▶ Required work:
A – According to the account of the final climb between Nibali and Horner, how many times did Nibali try to get away from Horner?
B – Resume the account of the final-climb duel between Nibali and Horner, carrying it on from its last sentence.

▶ Selected passage:
The Astana leader could have ridden Horner’s wheel to the finish, and outsprinted the RadioShack rider at the line, taking a time bonus and the race lead. Even Horner admitted that he couldn’t match the Italian in a sprint.

This was a risky course, however. If Horner attacked on the steepest pitch of the final climb and Nibali couldn’t answer, it would be Horner who won the race. Either path was a gamble.

Vincenzo Nibali chose a third course, one no one else had considered: he attacked. He attacked repeatedly. He decided to push himself and his rival to their limits, to see who had the strongest will.

Nibali rode Horner’s wheel halfway up the final climb, while everyone waited for Horner to make a move. Instead, it was Vincenzo Nibali who launched an attack, and a good one.

Horner didn’t respond immediately; he waited half a kilometer before slightly increasing his pace, very slowly reeling in his rival.

Nibali attacked again just before the five-kilometer banner; Horner covered this one immediately. As the road got steeper—19, 20, 22 percent—Nibali attacked again, and again. In all the Italian tried seven times, each time opening a small gap, only to have Horner grind his way back to Nibali’s wheel.

This is how a truly important bike race—a Grand Tour—should be decided. The two best riders in the race, all alone, head-to-head, attacking until one or the other couldn’t respond.

This time it was Vincenzo Nibali who ran out of gas. He gave his all to break his opponent, and with just under 2000 meters left to climb, his body said, “No more.”

▶ Extracted records:
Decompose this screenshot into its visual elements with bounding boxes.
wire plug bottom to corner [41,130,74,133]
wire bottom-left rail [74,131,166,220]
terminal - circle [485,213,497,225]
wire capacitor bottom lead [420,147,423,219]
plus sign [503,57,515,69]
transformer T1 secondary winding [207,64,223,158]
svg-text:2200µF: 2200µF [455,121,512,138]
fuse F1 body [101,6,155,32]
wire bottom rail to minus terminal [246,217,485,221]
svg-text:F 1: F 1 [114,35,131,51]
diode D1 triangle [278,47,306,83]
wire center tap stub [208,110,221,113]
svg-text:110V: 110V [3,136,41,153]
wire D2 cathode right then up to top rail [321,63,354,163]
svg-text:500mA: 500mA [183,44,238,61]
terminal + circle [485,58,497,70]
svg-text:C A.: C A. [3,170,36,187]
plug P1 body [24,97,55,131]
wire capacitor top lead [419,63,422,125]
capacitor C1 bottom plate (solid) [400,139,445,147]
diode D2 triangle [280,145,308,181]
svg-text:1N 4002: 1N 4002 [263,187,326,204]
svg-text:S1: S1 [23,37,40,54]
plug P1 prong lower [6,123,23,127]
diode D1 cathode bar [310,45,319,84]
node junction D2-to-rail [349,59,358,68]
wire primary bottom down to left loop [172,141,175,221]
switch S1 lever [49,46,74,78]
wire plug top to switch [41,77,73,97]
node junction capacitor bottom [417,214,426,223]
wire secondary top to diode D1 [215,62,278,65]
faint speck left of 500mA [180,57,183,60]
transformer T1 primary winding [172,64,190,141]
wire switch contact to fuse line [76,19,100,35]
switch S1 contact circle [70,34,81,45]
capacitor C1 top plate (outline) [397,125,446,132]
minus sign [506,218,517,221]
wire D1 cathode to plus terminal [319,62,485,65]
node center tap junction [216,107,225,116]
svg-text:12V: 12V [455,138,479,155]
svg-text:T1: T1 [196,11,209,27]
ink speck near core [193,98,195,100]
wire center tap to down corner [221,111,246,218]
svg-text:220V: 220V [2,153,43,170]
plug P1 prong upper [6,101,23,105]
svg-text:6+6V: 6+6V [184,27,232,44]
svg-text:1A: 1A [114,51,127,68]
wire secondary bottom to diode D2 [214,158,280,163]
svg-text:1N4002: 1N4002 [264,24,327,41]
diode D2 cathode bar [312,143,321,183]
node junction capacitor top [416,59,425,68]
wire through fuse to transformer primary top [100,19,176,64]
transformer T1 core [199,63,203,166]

▶ Answers to the exercises:
A – Seven times.

B –
Chris Horner, who had won the red jersey three times by attacking, tried only once on that final climb, and when he did it only triggered yet a stronger attack from his rival. Horner won the final stage by defending, by conserving his energy, by risking that Vincenzo Nibali would ride away.

Had Horner tried to immediately match Nibali on every acceleration, he might have cracked first. Instead, the seasoned veteran slowly and patiently shut down every attack.

Only a rider with great experience could be calm, seeing his rival, and possibly the race, disappear uphill into the fog. Horner, 18 seasons a pro, stayed calm. He knew the difference between a twelve or fifteen percent grade, and a 23 percent grade. He knew how much he could push, and how much the road would demand.

In the end Horner judged it perfectly. When he crossed the finish line he collapsed, totally spent, unable to stand on his sore, spent, but victorious legs.

It didn’t matter to Horner. He was quite content to sit on the damp pavement, held up by helping hands, unable even to celebrate, because he knew he had so much to celebrate.

Forty-one years, eleven months old. Serious knee surgery a few months before. No contract from his team. A career possibly over. And in the span of a few weeks, Chris Horner set several records, brought glory to himself, his team, and his nation, earned himself great bargaining power for his revitalized career, and did so in the most dramatic fashion possible.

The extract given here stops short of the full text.